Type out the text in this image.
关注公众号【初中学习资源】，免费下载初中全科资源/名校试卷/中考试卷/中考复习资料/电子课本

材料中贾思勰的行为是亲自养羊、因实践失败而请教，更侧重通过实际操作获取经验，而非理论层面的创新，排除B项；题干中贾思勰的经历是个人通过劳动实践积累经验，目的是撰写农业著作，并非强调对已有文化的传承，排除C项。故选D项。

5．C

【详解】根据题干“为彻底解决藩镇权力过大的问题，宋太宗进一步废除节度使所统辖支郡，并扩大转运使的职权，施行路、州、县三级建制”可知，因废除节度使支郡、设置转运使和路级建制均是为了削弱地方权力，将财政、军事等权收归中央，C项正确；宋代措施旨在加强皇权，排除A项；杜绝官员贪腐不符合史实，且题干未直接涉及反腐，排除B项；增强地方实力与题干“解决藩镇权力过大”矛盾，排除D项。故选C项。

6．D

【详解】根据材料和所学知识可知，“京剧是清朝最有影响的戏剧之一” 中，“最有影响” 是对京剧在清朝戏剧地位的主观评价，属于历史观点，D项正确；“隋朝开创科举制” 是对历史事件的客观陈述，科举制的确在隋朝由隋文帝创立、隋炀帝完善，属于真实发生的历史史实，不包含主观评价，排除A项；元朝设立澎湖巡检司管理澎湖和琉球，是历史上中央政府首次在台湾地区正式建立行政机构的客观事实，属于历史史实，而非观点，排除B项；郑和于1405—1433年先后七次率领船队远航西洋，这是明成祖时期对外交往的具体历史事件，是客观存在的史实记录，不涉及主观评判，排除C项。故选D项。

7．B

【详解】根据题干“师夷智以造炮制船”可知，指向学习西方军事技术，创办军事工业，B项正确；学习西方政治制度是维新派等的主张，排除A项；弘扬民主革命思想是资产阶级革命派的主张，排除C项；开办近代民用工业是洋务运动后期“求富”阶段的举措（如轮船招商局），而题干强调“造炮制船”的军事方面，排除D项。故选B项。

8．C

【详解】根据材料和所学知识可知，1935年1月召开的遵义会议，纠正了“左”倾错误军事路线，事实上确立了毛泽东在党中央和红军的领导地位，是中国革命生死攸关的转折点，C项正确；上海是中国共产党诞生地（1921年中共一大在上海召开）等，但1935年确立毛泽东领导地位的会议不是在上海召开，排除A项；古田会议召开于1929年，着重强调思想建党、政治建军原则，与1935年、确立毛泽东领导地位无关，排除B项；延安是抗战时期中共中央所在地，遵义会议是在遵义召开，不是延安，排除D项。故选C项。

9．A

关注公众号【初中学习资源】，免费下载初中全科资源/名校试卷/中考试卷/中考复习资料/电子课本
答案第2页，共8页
----------------
_Task goal_. Identify the lines that contain the string "排除A项", and copy every one of them.

_Solution_.
【详解】根据题干“为彻底解决藩镇权力过大的问题，宋太宗进一步废除节度使所统辖支郡，并扩大转运使的职权，施行路、州、县三级建制”可知，因废除节度使支郡、设置转运使和路级建制均是为了削弱地方权力，将财政、军事等权收归中央，C项正确；宋代措施旨在加强皇权，排除A项；杜绝官员贪腐不符合史实，且题干未直接涉及反腐，排除B项；增强地方实力与题干“解决藩镇权力过大”矛盾，排除D项。故选C项。
【详解】根据材料和所学知识可知，“京剧是清朝最有影响的戏剧之一” 中，“最有影响” 是对京剧在清朝戏剧地位的主观评价，属于历史观点，D项正确；“隋朝开创科举制” 是对历史事件的客观陈述，科举制的确在隋朝由隋文帝创立、隋炀帝完善，属于真实发生的历史史实，不包含主观评价，排除A项；元朝设立澎湖巡检司管理澎湖和琉球，是历史上中央政府首次在台湾地区正式建立行政机构的客观事实，属于历史史实，而非观点，排除B项；郑和于1405—1433年先后七次率领船队远航西洋，这是明成祖时期对外交往的具体历史事件，是客观存在的史实记录，不涉及主观评判，排除C项。故选D项。
【详解】根据题干“师夷智以造炮制船”可知，指向学习西方军事技术，创办军事工业，B项正确；学习西方政治制度是维新派等的主张，排除A项；弘扬民主革命思想是资产阶级革命派的主张，排除C项；开办近代民用工业是洋务运动后期“求富”阶段的举措（如轮船招商局），而题干强调“造炮制船”的军事方面，排除D项。故选B项。
【详解】根据材料和所学知识可知，1935年1月召开的遵义会议，纠正了“左”倾错误军事路线，事实上确立了毛泽东在党中央和红军的领导地位，是中国革命生死攸关的转折点，C项正确；上海是中国共产党诞生地（1921年中共一大在上海召开）等，但1935年确立毛泽东领导地位的会议不是在上海召开，排除A项；古田会议召开于1929年，着重强调思想建党、政治建军原则，与1935年、确立毛泽东领导地位无关，排除B项；延安是抗战时期中共中央所在地，遵义会议是在遵义召开，不是延安，排除D项。故选C项。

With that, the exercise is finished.